• _RECORD LIST_:

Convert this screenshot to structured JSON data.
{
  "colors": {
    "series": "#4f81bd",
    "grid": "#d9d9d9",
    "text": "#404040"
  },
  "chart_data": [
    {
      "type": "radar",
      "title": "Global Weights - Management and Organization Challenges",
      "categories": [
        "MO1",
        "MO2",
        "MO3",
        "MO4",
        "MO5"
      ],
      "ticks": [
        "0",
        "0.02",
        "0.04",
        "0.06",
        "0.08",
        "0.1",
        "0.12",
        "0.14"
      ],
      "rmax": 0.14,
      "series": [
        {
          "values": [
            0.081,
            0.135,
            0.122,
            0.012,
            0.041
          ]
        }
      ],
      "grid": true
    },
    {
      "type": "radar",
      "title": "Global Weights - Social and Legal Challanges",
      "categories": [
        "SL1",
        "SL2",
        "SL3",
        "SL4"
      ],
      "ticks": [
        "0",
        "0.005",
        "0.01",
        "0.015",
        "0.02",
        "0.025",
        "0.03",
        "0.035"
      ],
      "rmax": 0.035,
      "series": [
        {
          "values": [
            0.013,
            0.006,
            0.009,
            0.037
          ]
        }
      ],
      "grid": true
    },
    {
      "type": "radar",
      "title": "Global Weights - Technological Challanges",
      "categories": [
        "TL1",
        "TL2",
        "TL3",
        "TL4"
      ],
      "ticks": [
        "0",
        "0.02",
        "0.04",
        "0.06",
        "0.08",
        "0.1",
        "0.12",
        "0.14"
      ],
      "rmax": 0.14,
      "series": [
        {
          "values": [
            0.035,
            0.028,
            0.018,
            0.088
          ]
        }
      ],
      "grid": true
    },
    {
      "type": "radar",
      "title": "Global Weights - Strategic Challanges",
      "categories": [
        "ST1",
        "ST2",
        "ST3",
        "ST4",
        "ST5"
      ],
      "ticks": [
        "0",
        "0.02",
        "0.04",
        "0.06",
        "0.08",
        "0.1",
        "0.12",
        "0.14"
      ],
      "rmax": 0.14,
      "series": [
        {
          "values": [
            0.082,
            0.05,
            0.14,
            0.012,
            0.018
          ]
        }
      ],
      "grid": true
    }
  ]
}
...
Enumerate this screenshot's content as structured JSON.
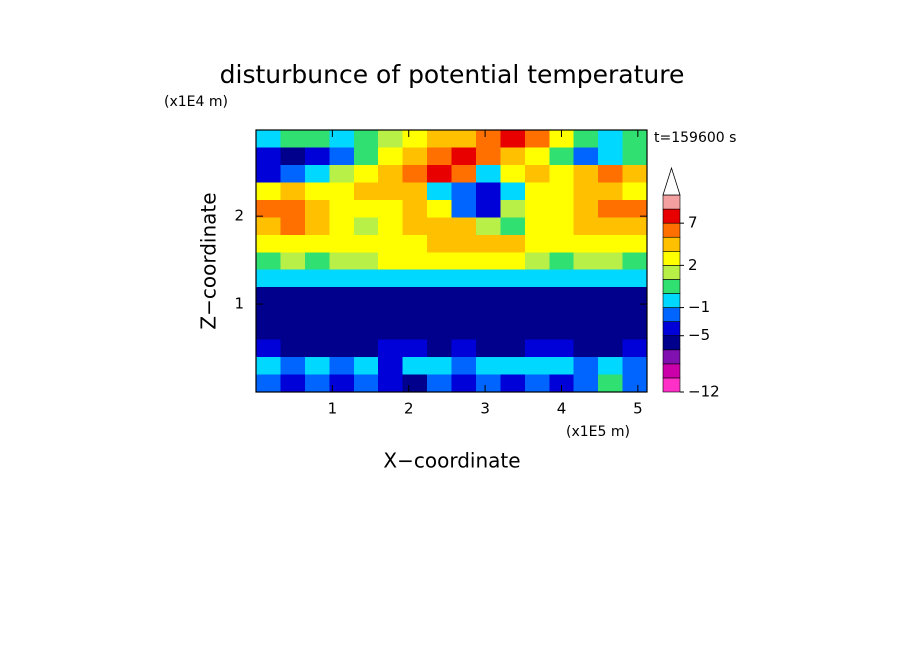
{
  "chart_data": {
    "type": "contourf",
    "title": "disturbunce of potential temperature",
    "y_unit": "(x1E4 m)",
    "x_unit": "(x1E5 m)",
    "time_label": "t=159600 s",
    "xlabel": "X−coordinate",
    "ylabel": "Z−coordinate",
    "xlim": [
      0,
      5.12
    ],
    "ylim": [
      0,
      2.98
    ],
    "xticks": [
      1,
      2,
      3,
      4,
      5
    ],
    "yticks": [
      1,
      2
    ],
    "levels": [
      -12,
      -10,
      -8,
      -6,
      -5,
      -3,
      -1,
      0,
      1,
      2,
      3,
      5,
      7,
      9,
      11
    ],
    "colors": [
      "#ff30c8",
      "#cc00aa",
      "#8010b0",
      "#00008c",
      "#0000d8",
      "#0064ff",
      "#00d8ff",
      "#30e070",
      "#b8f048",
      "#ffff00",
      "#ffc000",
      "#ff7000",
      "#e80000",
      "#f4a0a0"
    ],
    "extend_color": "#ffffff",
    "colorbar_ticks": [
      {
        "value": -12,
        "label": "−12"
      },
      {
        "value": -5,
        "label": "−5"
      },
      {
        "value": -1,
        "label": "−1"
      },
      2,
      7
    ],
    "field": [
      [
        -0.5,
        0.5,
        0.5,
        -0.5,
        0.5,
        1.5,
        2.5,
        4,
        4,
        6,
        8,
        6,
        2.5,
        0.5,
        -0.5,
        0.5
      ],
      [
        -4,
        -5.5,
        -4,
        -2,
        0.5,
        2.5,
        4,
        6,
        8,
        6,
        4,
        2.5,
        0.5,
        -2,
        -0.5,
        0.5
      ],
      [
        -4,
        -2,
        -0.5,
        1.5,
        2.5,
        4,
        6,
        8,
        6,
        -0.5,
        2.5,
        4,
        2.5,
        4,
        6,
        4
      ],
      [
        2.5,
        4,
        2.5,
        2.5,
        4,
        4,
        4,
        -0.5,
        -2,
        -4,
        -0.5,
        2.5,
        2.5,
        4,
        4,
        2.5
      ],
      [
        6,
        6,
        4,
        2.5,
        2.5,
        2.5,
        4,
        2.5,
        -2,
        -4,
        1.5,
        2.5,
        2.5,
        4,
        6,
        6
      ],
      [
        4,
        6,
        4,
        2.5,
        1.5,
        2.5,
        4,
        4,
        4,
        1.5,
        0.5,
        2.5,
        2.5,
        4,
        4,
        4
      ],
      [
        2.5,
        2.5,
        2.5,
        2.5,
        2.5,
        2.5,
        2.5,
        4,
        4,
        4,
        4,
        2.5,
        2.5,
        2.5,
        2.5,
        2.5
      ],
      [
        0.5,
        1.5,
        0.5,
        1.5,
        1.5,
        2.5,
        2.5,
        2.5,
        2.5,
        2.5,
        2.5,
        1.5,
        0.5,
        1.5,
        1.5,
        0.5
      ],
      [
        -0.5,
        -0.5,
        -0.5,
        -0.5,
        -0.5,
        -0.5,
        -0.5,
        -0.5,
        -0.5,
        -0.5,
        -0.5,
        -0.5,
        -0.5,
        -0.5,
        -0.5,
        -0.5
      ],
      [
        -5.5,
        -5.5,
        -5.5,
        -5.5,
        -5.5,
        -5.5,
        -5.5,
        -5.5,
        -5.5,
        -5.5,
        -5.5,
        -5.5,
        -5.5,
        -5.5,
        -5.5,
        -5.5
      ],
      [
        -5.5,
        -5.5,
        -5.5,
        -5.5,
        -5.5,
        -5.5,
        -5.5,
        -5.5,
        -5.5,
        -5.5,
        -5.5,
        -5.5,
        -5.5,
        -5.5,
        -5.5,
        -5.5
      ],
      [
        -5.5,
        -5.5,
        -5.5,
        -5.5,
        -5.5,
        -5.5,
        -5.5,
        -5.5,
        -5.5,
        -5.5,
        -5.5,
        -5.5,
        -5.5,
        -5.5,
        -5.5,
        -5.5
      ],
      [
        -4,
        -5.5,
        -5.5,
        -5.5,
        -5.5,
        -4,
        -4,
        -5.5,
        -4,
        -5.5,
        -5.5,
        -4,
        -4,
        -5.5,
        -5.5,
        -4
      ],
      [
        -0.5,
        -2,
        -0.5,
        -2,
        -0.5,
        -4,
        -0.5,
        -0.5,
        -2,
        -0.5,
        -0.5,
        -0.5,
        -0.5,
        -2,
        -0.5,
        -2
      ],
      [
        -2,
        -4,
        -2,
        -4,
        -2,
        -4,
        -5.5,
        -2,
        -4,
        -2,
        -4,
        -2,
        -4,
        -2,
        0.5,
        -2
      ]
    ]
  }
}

• _INSTRUCTIONS FOR THE TASK_:
Check each line above for the string "title" and report how many lines have it, giving only the number.

• _EXERCISE RESULT_:
5